--- WHAT YOU ARE ASKED TO DO ---
Scan the data below and pick out the lines containing the word "source".

--- DATASET RECORDS ---
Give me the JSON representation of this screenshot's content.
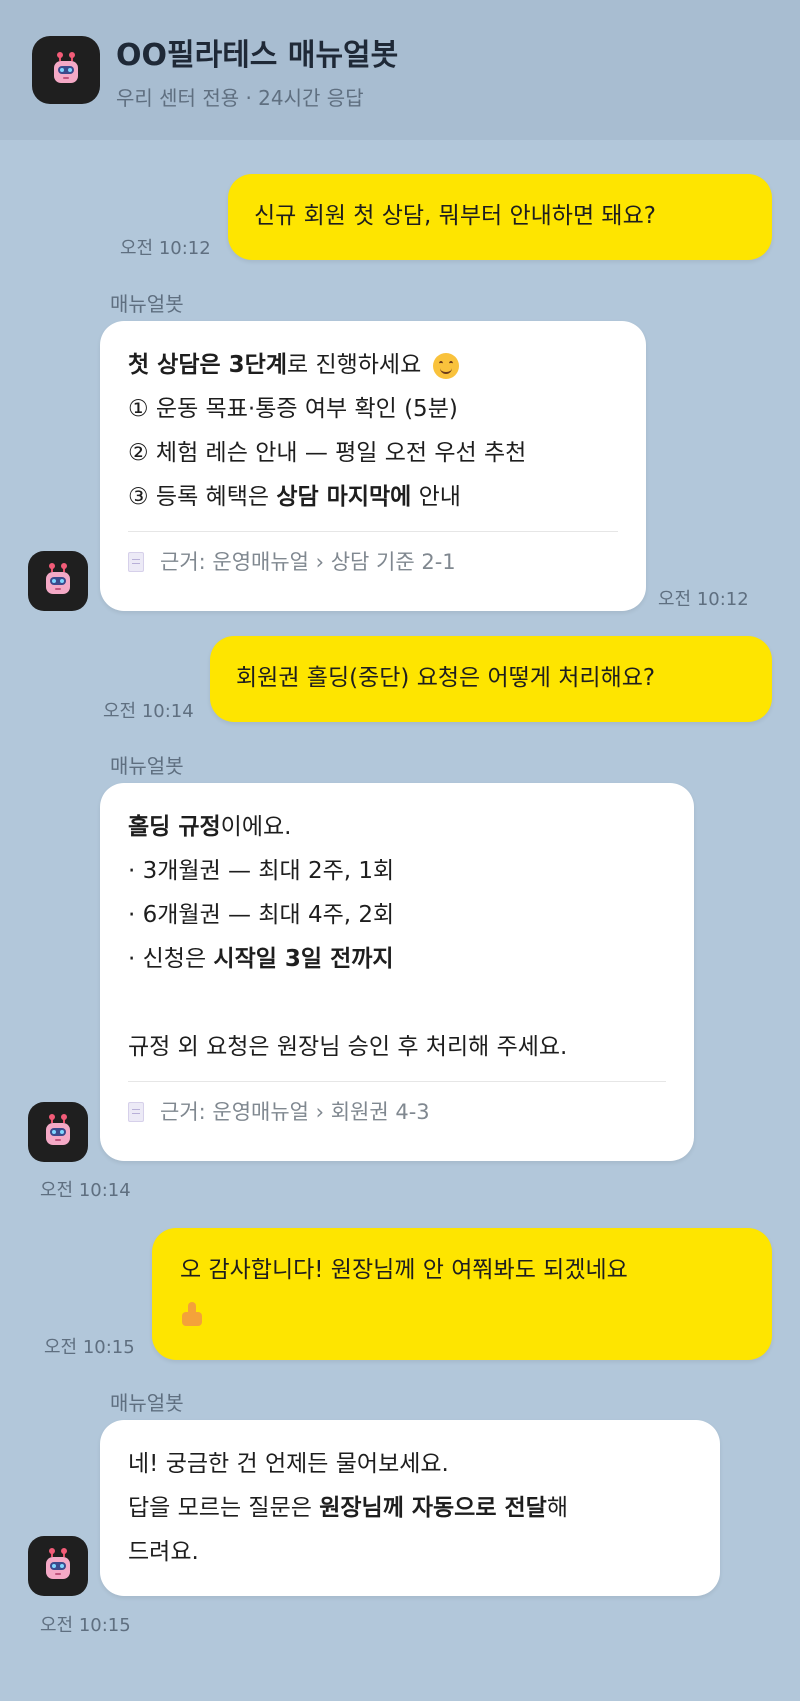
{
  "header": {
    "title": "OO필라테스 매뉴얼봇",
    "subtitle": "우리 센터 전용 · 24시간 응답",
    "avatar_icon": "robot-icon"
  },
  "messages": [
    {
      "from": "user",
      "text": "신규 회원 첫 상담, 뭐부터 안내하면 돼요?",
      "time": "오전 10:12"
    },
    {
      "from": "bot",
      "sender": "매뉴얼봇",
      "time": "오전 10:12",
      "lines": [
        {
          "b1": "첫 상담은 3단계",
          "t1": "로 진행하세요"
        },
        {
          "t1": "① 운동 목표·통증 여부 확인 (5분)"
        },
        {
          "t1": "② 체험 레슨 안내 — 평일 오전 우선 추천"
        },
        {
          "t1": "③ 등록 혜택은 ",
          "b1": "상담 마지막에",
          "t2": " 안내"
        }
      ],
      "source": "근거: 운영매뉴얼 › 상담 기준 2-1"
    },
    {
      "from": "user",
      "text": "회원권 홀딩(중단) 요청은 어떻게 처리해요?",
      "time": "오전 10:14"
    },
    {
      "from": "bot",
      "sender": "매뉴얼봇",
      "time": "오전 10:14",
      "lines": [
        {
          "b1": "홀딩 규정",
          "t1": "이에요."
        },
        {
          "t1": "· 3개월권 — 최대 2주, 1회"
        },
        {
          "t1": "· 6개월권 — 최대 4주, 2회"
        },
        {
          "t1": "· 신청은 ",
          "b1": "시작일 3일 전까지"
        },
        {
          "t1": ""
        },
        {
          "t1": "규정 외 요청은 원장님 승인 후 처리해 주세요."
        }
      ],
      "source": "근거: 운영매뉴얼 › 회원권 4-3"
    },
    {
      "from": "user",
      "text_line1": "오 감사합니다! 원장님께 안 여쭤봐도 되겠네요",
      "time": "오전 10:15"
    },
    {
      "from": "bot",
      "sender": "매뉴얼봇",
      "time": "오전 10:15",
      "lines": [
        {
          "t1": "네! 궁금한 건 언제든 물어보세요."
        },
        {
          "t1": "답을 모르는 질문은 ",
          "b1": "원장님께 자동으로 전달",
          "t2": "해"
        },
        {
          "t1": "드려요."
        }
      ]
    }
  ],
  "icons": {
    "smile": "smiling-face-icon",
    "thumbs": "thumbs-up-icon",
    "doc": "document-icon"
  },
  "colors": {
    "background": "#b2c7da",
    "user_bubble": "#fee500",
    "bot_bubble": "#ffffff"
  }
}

--- EXERCISE RESULT ---
      "source": "근거: 운영매뉴얼 › 상담 기준 2-1"
      "source": "근거: 운영매뉴얼 › 회원권 4-3"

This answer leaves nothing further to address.